INFORMATION SHOWN:
⁂

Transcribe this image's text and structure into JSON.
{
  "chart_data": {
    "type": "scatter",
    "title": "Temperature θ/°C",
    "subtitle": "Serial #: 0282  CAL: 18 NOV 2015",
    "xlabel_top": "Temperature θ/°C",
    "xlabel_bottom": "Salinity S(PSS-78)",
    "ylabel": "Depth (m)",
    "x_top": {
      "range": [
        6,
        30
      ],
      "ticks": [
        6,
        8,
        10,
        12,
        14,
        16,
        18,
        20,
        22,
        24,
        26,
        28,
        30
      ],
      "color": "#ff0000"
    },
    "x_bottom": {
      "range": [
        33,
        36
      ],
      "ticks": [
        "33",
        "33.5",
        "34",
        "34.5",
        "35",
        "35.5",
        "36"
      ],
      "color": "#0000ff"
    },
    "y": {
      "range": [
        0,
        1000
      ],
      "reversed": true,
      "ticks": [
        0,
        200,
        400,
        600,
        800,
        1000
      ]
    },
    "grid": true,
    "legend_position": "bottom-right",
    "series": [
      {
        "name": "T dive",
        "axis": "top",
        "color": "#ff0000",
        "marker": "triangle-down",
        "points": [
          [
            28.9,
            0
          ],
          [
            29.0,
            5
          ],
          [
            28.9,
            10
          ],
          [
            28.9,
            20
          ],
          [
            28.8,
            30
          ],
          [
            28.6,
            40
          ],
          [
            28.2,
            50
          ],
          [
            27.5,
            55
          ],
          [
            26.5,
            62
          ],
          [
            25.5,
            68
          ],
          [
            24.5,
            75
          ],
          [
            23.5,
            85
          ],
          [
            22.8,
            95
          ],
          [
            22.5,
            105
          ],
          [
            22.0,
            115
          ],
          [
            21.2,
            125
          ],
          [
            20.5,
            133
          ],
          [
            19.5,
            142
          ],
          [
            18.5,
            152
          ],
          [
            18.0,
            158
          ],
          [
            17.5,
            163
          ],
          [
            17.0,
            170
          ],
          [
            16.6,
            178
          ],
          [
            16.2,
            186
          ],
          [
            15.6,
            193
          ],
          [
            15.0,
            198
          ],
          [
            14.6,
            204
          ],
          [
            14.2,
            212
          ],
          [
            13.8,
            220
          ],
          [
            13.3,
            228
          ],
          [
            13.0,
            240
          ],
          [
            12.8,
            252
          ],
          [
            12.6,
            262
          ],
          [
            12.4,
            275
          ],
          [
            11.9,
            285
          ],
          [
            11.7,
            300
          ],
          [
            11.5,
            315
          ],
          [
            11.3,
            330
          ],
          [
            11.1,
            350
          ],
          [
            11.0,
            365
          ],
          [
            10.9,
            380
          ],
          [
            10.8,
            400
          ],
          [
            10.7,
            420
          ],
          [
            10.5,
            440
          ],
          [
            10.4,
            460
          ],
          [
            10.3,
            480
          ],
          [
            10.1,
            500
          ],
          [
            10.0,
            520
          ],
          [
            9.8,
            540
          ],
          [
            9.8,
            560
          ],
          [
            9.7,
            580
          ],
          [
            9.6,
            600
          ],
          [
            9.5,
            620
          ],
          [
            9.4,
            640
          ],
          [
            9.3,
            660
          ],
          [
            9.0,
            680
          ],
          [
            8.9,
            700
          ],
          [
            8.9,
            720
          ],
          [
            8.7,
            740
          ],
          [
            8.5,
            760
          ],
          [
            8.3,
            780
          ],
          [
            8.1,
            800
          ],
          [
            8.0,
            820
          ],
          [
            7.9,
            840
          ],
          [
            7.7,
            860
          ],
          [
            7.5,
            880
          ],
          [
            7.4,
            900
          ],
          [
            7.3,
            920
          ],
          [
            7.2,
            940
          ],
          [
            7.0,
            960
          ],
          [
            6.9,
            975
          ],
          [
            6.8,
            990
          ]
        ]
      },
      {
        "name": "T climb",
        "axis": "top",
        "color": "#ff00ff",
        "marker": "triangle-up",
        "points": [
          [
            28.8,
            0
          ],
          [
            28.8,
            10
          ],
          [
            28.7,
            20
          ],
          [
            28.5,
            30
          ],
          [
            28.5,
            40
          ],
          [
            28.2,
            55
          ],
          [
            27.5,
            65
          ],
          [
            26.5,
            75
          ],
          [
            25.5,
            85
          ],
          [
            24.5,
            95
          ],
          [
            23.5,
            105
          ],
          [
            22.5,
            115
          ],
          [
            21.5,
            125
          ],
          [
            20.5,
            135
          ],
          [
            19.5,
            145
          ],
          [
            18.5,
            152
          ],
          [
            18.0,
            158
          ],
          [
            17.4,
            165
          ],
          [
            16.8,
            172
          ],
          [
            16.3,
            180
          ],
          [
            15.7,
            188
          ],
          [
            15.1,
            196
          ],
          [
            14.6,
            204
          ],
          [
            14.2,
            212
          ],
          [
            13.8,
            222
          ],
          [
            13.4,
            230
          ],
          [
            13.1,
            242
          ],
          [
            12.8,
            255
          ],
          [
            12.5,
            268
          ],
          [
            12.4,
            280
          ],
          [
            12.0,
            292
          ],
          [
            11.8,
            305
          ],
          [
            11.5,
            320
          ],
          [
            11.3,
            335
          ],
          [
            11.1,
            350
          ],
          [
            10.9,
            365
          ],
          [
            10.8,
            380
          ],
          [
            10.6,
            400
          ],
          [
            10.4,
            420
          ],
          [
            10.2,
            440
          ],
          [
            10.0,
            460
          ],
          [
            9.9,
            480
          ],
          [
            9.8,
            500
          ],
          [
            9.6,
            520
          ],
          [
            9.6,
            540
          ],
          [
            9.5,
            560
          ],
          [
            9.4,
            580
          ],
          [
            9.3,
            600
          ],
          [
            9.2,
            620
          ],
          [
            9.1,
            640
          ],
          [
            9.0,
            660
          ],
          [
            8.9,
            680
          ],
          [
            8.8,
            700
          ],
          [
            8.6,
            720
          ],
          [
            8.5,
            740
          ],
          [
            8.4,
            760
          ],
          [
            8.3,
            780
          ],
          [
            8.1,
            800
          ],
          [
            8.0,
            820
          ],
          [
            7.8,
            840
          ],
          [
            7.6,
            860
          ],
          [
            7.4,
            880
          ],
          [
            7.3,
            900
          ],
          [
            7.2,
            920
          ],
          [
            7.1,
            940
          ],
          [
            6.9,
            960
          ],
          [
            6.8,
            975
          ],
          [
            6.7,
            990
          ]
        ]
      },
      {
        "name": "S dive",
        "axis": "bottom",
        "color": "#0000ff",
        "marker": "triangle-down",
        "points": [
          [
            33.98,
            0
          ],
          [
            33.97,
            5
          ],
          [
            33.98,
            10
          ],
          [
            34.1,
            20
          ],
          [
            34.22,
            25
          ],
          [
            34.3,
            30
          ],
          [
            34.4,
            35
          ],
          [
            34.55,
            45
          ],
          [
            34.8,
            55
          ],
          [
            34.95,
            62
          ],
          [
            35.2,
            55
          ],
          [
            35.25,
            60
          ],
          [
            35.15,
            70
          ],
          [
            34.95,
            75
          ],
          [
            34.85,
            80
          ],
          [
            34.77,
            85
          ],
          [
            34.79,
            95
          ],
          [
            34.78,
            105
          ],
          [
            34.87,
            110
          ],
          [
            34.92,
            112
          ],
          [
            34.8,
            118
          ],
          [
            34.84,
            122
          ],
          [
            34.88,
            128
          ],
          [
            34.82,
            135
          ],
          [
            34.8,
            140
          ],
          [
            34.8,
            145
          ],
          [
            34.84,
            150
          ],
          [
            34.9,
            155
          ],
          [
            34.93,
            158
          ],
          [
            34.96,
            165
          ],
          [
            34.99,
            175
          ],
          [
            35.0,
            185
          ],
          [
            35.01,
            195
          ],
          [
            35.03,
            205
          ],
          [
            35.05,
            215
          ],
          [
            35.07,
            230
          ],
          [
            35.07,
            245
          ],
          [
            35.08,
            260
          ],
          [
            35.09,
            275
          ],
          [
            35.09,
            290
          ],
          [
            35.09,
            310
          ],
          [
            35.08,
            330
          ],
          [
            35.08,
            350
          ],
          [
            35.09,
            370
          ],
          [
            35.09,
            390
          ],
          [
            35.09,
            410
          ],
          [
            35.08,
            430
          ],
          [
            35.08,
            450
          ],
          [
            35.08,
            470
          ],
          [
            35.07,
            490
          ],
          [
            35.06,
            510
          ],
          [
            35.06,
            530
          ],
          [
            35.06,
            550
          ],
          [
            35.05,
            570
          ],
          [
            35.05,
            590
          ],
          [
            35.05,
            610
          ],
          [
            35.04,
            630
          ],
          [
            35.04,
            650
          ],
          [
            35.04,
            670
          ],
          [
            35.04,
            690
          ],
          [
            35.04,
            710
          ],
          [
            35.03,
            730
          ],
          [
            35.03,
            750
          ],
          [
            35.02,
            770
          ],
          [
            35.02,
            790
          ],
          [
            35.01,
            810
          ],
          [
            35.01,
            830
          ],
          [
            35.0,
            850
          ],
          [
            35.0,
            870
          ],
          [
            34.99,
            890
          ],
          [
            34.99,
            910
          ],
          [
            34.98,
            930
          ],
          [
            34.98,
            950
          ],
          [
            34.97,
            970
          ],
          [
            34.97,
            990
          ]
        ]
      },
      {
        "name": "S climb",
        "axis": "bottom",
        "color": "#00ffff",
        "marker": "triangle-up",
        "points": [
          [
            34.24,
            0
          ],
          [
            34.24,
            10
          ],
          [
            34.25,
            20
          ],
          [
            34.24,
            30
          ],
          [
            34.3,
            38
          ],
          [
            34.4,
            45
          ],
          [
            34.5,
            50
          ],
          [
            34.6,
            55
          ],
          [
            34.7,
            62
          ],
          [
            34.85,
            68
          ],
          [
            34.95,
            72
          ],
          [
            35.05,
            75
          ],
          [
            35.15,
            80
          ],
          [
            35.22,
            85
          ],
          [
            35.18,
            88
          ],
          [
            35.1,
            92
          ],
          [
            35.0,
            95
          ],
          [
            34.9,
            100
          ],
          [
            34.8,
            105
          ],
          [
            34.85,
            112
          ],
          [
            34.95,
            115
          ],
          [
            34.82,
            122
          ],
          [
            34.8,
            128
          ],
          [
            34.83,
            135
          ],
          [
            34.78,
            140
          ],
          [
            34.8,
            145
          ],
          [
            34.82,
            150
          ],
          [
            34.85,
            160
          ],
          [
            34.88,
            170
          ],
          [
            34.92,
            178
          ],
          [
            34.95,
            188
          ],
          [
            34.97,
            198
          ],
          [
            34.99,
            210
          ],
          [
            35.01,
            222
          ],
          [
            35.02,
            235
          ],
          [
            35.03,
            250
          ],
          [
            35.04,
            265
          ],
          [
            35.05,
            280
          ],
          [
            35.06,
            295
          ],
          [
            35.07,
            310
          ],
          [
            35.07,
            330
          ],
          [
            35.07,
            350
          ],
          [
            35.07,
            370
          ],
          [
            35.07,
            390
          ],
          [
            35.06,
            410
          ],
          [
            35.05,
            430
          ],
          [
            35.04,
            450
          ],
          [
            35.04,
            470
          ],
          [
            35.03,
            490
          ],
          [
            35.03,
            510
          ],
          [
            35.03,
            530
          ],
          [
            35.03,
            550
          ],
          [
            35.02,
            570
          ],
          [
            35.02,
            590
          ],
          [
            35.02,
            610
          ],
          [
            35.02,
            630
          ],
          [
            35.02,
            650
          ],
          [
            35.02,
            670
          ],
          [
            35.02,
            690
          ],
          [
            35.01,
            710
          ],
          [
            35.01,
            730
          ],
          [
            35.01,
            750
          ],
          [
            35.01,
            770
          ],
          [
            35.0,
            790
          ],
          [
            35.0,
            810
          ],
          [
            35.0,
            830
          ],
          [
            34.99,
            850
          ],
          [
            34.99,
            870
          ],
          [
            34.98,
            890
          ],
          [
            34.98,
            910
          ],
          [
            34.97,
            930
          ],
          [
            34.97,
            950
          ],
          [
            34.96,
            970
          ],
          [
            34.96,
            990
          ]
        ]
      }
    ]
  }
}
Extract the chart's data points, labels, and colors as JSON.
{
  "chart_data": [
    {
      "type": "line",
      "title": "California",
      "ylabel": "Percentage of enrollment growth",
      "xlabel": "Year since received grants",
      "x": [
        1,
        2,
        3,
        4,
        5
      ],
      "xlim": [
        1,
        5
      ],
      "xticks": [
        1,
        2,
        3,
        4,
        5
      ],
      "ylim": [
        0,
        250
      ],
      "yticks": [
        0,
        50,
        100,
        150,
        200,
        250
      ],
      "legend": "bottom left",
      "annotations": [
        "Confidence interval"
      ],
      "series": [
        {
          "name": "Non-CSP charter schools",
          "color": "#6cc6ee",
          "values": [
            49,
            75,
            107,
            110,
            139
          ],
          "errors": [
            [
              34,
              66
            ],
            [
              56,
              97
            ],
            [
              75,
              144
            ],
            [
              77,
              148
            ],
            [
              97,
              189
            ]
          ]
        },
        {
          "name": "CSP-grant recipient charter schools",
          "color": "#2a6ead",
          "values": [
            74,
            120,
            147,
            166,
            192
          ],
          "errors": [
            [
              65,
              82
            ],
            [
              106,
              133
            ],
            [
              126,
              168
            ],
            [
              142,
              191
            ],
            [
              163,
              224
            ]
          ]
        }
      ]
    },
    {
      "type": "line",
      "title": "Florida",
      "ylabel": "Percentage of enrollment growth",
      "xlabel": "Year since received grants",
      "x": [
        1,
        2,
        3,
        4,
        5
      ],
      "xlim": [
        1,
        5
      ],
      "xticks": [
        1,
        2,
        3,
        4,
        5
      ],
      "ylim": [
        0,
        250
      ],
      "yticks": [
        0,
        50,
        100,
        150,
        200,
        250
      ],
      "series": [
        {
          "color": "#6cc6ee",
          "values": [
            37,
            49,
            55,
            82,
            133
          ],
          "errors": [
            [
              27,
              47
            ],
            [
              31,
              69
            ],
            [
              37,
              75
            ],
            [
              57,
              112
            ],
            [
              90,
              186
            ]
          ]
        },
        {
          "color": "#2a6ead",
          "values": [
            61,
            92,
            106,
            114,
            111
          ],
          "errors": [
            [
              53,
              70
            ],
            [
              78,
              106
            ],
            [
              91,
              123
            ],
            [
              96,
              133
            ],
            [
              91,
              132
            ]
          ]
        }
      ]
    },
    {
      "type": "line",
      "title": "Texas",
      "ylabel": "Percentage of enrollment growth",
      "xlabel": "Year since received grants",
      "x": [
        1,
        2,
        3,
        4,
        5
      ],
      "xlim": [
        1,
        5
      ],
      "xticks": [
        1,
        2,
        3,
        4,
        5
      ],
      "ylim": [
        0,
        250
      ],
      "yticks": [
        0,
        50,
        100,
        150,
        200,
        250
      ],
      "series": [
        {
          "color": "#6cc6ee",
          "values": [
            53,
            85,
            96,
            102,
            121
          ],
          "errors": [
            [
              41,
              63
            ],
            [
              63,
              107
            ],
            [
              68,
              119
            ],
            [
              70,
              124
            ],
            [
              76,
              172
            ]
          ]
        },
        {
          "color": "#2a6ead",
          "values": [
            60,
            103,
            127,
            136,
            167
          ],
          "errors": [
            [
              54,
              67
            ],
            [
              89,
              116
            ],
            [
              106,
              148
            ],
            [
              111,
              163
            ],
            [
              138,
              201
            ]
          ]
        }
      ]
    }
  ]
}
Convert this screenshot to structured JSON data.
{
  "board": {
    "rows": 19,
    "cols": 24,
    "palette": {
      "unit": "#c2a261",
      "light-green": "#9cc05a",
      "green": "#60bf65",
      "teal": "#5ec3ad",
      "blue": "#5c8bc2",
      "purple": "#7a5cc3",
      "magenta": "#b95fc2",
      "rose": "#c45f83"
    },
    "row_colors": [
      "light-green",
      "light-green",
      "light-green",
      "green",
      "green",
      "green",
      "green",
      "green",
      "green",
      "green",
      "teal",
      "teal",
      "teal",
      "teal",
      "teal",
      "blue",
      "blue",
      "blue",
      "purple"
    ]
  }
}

⁂

TASK DESCRIPTION: Determine how many lines in the listing above hold the word "Temperature", answering with the number only.

EXERCISE OUTPUT: 2